## GOAL OF THE EXERCISE:
Return only the lines starting at the line that contains "Enumerate this screenshot's" and ending with the final line of the listing; include both endpoints.

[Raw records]
####################

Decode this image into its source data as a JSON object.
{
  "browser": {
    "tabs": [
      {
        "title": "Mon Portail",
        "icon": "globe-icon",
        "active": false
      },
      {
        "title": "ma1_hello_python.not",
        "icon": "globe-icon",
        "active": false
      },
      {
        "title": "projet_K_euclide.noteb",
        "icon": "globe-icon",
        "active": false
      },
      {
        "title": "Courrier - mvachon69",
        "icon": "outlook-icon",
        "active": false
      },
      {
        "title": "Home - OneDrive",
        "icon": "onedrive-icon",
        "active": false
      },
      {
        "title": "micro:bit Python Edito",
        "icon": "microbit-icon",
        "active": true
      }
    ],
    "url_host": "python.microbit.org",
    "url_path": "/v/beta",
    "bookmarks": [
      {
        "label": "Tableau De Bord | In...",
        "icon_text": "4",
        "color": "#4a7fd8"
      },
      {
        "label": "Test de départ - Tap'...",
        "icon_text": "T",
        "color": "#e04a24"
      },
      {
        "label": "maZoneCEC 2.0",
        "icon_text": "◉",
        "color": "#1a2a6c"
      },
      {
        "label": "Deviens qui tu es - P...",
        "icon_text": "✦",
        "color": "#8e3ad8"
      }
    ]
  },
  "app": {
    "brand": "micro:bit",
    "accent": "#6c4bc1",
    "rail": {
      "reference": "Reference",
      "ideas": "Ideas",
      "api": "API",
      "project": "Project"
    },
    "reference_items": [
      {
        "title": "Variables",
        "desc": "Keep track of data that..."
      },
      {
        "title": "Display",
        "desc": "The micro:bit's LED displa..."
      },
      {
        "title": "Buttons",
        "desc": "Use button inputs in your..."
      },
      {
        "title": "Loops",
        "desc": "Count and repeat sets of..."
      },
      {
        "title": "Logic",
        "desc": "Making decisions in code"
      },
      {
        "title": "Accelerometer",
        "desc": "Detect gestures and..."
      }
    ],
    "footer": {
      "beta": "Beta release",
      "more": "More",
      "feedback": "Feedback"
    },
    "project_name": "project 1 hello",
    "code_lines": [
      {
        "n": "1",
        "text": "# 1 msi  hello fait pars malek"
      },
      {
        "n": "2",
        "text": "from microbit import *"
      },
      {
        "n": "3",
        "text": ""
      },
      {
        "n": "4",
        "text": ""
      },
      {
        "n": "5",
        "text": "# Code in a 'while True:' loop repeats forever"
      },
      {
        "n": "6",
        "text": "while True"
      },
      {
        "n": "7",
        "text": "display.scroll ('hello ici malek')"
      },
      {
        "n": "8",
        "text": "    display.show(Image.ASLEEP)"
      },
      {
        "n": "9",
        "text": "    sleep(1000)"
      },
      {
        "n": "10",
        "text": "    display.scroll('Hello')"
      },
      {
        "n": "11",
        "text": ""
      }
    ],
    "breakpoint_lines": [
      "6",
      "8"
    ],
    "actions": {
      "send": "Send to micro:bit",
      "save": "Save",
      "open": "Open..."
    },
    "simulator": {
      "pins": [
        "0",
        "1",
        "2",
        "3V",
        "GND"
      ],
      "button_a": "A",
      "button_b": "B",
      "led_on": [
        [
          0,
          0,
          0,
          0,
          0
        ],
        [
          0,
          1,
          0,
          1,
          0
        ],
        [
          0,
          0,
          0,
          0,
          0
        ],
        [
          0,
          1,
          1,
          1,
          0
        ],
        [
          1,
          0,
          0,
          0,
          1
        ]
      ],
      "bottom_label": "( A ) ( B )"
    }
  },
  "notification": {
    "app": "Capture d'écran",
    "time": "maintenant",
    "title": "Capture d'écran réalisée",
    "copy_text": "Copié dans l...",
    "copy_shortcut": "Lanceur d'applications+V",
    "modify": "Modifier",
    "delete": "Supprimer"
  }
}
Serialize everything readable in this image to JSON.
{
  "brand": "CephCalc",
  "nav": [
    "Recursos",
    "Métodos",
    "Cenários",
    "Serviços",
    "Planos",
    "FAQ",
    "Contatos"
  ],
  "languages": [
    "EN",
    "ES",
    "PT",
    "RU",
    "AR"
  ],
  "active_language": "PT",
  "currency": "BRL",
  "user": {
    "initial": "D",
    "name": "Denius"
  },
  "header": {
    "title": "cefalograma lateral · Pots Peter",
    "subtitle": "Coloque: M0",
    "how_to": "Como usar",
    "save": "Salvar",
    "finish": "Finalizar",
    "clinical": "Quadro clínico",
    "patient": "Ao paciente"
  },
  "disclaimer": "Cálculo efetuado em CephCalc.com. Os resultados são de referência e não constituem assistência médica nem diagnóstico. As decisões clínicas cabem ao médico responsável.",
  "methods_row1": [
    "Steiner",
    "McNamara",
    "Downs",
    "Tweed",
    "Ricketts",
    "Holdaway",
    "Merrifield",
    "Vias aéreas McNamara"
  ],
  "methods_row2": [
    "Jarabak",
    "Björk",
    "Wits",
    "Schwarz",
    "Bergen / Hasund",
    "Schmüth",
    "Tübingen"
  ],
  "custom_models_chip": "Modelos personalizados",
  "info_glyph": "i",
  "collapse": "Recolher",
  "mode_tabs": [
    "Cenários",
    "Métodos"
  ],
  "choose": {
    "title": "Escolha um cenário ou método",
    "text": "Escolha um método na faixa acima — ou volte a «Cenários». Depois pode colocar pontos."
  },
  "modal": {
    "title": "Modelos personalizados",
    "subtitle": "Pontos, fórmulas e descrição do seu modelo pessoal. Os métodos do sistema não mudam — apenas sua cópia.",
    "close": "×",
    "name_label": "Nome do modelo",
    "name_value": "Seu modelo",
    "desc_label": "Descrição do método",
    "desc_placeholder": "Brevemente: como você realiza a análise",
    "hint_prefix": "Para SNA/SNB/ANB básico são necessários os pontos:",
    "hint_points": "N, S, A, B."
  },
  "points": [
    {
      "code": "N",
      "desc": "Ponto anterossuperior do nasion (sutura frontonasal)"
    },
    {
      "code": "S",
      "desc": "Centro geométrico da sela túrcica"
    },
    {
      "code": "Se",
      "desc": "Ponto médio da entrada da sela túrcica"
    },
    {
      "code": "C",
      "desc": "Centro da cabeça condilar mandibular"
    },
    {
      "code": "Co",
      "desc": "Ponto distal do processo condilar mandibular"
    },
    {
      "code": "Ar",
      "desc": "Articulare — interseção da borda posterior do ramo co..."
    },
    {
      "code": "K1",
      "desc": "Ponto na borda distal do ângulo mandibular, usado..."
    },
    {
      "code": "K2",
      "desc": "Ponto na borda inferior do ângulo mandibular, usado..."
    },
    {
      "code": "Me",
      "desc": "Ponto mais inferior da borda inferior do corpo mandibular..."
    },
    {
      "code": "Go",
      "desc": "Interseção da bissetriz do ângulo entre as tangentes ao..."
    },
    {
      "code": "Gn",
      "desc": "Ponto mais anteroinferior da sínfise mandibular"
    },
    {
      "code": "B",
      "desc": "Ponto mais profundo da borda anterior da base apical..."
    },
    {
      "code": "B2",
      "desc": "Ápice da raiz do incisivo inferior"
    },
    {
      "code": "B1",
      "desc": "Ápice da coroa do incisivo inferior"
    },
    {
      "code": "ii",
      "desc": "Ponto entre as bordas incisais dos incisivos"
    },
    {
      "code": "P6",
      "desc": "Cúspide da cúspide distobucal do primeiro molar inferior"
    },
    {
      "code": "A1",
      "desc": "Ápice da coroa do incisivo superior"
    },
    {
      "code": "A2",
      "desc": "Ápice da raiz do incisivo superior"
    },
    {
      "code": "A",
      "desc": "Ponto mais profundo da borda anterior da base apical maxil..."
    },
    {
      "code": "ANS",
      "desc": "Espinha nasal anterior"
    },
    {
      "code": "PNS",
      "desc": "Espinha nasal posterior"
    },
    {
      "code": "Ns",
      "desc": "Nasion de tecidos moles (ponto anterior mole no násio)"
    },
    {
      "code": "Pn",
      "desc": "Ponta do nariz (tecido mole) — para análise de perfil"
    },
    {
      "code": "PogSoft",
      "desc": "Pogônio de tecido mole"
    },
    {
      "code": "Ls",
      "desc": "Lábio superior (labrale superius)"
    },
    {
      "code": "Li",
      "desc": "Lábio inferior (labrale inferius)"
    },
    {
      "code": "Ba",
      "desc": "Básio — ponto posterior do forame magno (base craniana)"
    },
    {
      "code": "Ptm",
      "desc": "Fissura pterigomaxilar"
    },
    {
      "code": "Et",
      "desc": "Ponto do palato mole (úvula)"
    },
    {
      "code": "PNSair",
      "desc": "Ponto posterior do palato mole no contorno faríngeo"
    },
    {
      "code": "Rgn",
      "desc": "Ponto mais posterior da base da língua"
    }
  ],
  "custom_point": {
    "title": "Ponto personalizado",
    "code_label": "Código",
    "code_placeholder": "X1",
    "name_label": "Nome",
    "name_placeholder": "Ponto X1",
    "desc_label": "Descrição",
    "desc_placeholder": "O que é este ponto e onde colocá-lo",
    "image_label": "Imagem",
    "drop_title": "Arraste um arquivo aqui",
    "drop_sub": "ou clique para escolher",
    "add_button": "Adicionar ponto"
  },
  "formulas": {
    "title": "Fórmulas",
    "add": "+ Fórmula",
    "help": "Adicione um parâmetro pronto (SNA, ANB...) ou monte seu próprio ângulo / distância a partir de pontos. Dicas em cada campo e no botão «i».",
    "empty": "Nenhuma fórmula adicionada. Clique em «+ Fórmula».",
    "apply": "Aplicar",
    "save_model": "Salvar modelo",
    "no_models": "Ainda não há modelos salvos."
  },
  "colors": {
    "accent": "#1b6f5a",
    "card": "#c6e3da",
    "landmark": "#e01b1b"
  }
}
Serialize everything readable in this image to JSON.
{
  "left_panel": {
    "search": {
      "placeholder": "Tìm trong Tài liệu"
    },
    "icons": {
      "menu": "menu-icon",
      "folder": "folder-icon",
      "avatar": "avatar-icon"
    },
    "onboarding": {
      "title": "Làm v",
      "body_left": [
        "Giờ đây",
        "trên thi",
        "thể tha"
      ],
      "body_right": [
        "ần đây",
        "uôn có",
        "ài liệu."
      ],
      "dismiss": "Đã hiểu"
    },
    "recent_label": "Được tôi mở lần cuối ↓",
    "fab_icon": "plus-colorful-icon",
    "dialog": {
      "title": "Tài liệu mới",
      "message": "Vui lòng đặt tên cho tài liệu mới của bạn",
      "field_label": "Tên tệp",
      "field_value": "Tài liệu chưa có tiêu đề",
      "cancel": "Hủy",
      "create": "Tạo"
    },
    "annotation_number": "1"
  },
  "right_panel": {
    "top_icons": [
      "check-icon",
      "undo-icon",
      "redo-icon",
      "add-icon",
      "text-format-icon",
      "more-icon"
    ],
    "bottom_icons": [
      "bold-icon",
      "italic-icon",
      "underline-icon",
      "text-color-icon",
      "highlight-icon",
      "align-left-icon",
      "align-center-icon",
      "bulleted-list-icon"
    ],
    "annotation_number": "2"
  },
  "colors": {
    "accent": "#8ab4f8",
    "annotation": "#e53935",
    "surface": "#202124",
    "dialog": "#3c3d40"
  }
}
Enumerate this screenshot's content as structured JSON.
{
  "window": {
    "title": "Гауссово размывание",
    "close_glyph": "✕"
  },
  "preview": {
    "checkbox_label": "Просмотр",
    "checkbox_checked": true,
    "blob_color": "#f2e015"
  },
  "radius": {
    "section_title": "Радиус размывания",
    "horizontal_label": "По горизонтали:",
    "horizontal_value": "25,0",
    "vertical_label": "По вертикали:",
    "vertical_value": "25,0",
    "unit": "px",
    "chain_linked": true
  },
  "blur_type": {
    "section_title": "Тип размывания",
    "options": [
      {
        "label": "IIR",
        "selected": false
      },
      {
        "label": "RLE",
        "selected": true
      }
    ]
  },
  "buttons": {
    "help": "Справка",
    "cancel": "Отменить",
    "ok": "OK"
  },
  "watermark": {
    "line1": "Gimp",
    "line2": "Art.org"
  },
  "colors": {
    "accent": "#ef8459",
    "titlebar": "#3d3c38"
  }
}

####################

## SOLVED PROBLEM:
Enumerate this screenshot's content as structured JSON.
{
  "window": {
    "title": "Гауссово размывание",
    "close_glyph": "✕"
  },
  "preview": {
    "checkbox_label": "Просмотр",
    "checkbox_checked": true,
    "blob_color": "#f2e015"
  },
  "radius": {
    "section_title": "Радиус размывания",
    "horizontal_label": "По горизонтали:",
    "horizontal_value": "25,0",
    "vertical_label": "По вертикали:",
    "vertical_value": "25,0",
    "unit": "px",
    "chain_linked": true
  },
  "blur_type": {
    "section_title": "Тип размывания",
    "options": [
      {
        "label": "IIR",
        "selected": false
      },
      {
        "label": "RLE",
        "selected": true
      }
    ]
  },
  "buttons": {
    "help": "Справка",
    "cancel": "Отменить",
    "ok": "OK"
  },
  "watermark": {
    "line1": "Gimp",
    "line2": "Art.org"
  },
  "colors": {
    "accent": "#ef8459",
    "titlebar": "#3d3c38"
  }
}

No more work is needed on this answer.